*Given task*
Locate the line containing "Output a JSON" in the data below. Reproduce it and every following line up to the end, exactly as given.

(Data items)
____

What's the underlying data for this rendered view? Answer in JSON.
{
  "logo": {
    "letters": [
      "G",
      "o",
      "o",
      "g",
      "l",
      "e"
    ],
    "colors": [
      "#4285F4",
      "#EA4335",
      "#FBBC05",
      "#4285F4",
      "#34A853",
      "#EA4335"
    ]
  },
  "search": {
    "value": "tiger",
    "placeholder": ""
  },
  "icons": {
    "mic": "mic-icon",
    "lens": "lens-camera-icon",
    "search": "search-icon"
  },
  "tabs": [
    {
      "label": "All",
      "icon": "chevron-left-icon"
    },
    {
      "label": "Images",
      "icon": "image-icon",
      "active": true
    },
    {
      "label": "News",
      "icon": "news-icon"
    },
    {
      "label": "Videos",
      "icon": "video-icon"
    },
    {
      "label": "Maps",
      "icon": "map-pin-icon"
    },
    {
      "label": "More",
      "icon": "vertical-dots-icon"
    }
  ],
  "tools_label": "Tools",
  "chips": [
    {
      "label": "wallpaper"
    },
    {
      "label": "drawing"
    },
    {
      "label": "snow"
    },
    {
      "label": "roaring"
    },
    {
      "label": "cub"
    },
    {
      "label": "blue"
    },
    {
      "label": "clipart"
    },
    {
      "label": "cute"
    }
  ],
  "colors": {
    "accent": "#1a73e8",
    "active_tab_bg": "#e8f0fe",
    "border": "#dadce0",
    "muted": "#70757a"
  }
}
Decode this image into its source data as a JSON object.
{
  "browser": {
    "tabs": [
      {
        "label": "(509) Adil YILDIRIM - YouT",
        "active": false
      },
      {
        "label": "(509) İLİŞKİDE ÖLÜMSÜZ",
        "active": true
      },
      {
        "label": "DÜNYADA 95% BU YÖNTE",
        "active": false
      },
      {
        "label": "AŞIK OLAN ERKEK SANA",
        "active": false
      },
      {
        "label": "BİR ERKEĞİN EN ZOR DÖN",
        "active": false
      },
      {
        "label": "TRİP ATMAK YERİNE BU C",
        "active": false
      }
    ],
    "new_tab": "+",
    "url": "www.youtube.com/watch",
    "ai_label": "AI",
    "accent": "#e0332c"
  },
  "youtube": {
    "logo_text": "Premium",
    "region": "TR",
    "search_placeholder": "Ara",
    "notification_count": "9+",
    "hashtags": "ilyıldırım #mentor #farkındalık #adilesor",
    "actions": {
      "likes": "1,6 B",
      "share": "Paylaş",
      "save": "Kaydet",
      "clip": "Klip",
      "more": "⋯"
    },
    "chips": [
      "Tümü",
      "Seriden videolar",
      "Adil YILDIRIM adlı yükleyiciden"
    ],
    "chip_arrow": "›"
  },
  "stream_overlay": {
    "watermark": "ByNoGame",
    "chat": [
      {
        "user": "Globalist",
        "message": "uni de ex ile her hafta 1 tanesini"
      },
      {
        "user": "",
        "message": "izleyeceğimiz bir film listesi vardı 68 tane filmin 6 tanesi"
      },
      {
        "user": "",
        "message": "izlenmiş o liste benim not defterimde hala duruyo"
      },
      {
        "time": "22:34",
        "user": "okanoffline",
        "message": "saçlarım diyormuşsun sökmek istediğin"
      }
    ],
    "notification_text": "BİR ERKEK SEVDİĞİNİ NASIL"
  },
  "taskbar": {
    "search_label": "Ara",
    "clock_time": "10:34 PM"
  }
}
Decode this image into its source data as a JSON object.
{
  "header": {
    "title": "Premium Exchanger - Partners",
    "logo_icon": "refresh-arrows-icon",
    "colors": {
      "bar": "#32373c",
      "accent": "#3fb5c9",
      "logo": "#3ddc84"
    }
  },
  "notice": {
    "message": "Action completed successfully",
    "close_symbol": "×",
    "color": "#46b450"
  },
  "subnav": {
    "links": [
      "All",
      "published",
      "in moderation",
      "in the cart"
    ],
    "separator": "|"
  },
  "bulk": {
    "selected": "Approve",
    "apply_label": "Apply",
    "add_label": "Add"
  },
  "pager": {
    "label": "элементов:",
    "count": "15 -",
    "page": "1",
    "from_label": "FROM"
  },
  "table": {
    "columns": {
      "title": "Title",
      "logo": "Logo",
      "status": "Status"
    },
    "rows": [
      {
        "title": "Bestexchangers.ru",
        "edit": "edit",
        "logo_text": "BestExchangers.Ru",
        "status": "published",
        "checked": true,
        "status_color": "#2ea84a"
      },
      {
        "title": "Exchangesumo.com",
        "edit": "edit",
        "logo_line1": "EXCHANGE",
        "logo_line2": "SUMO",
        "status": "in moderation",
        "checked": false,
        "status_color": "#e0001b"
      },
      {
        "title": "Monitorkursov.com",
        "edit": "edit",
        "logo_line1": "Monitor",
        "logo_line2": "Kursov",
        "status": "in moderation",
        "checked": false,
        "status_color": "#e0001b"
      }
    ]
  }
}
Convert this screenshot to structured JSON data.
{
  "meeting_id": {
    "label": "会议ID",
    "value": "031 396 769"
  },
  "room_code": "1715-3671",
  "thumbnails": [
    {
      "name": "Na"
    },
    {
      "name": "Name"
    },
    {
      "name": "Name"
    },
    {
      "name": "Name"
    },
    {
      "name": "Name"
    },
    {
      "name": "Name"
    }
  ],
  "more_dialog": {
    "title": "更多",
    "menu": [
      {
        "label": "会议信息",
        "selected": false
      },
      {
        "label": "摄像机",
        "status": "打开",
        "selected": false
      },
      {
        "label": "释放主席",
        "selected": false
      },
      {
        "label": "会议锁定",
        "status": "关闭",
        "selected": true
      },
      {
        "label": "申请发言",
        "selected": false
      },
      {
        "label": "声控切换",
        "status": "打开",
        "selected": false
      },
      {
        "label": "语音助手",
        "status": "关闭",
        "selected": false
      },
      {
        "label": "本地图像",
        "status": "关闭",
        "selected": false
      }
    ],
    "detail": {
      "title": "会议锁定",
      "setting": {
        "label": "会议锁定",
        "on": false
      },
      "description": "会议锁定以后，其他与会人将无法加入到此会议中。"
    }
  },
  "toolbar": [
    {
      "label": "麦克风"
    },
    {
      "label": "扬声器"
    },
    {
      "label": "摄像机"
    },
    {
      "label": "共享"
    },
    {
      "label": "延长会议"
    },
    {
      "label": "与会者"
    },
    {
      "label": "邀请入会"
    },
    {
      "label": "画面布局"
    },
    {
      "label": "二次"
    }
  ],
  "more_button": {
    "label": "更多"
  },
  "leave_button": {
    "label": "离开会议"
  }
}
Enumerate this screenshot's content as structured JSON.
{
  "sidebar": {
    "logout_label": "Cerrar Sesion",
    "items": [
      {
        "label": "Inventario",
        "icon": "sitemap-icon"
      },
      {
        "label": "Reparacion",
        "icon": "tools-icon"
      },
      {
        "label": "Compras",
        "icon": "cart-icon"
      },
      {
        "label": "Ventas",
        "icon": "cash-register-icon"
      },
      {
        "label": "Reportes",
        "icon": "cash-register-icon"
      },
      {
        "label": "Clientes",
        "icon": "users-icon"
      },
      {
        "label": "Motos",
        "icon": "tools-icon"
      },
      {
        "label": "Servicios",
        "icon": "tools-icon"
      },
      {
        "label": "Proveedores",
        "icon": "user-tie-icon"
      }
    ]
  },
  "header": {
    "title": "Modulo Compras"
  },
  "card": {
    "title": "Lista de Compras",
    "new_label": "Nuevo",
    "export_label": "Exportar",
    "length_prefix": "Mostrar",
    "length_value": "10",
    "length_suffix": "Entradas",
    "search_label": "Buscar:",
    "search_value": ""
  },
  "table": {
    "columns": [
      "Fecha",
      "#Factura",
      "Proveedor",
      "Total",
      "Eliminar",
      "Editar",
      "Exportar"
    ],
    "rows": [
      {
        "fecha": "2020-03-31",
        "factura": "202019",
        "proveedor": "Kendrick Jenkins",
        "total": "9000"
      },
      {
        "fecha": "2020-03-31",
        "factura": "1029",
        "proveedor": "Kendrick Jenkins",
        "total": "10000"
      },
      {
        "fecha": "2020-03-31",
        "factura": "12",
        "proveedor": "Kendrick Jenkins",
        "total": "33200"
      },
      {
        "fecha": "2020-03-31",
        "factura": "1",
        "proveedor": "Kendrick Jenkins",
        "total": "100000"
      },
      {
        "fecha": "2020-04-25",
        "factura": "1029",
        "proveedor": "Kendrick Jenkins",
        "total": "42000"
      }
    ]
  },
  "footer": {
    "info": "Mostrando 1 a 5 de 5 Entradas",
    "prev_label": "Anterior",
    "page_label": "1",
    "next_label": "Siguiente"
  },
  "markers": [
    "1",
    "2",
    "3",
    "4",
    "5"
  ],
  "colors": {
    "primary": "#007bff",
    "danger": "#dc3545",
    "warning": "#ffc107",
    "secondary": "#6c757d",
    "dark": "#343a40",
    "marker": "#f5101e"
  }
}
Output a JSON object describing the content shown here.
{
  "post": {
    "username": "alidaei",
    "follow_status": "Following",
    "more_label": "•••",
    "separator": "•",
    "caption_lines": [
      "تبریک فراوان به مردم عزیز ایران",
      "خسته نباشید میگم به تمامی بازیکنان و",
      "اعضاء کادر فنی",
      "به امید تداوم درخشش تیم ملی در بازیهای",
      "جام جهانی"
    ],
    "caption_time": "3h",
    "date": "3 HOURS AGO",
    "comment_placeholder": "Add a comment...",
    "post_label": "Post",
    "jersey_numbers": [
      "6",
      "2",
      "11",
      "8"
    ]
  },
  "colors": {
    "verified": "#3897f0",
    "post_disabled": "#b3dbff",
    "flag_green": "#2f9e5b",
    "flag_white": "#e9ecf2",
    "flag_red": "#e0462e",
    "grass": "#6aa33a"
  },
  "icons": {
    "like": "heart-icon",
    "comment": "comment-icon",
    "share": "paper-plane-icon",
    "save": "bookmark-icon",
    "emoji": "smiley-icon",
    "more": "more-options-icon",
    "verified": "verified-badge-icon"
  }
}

____

*Full solution*
Output a JSON object describing the content shown here.
{
  "post": {
    "username": "alidaei",
    "follow_status": "Following",
    "more_label": "•••",
    "separator": "•",
    "caption_lines": [
      "تبریک فراوان به مردم عزیز ایران",
      "خسته نباشید میگم به تمامی بازیکنان و",
      "اعضاء کادر فنی",
      "به امید تداوم درخشش تیم ملی در بازیهای",
      "جام جهانی"
    ],
    "caption_time": "3h",
    "date": "3 HOURS AGO",
    "comment_placeholder": "Add a comment...",
    "post_label": "Post",
    "jersey_numbers": [
      "6",
      "2",
      "11",
      "8"
    ]
  },
  "colors": {
    "verified": "#3897f0",
    "post_disabled": "#b3dbff",
    "flag_green": "#2f9e5b",
    "flag_white": "#e9ecf2",
    "flag_red": "#e0462e",
    "grass": "#6aa33a"
  },
  "icons": {
    "like": "heart-icon",
    "comment": "comment-icon",
    "share": "paper-plane-icon",
    "save": "bookmark-icon",
    "emoji": "smiley-icon",
    "more": "more-options-icon",
    "verified": "verified-badge-icon"
  }
}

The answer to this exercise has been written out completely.